The request: From the records below, extract all the text exactly and leave the images behind.

### Supplied entries ###

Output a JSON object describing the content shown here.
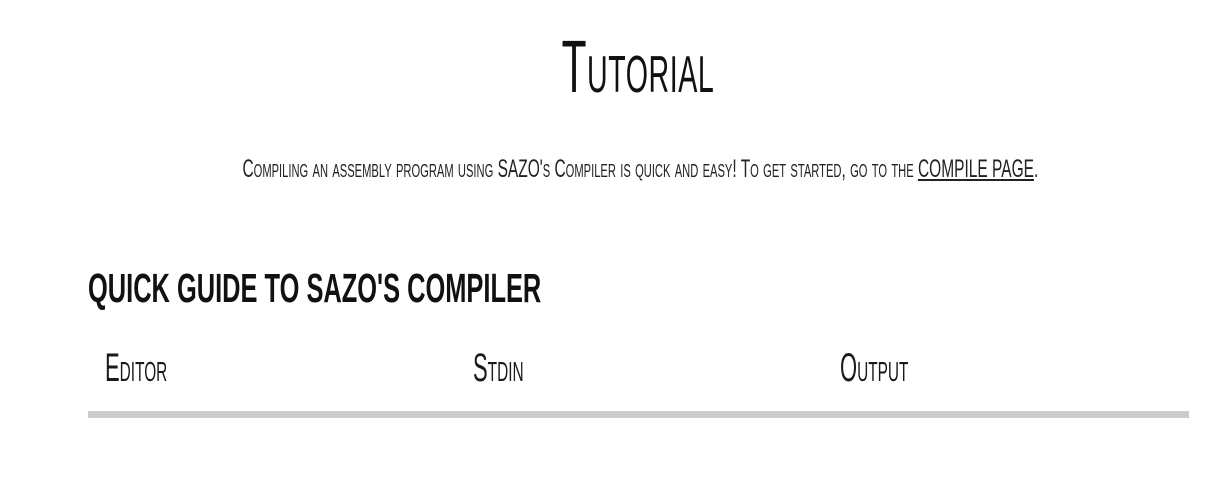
{
  "page": {
    "title": "Tutorial"
  },
  "intro": {
    "text": "Compiling an assembly program using SAZO's Compiler is quick and easy! To get started, go to the ",
    "link_label": "COMPILE PAGE",
    "suffix": "."
  },
  "guide": {
    "heading": "QUICK GUIDE TO SAZO'S COMPILER",
    "tabs": [
      {
        "label": "Editor"
      },
      {
        "label": "Stdin"
      },
      {
        "label": "Output"
      }
    ]
  },
  "colors": {
    "text": "#111111",
    "tab_underline": "#cccccc",
    "background": "#ffffff"
  }
}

###

Completed task:
Output a JSON object describing the content shown here.
{
  "page": {
    "title": "Tutorial"
  },
  "intro": {
    "text": "Compiling an assembly program using SAZO's Compiler is quick and easy! To get started, go to the ",
    "link_label": "COMPILE PAGE",
    "suffix": "."
  },
  "guide": {
    "heading": "QUICK GUIDE TO SAZO'S COMPILER",
    "tabs": [
      {
        "label": "Editor"
      },
      {
        "label": "Stdin"
      },
      {
        "label": "Output"
      }
    ]
  },
  "colors": {
    "text": "#111111",
    "tab_underline": "#cccccc",
    "background": "#ffffff"
  }
}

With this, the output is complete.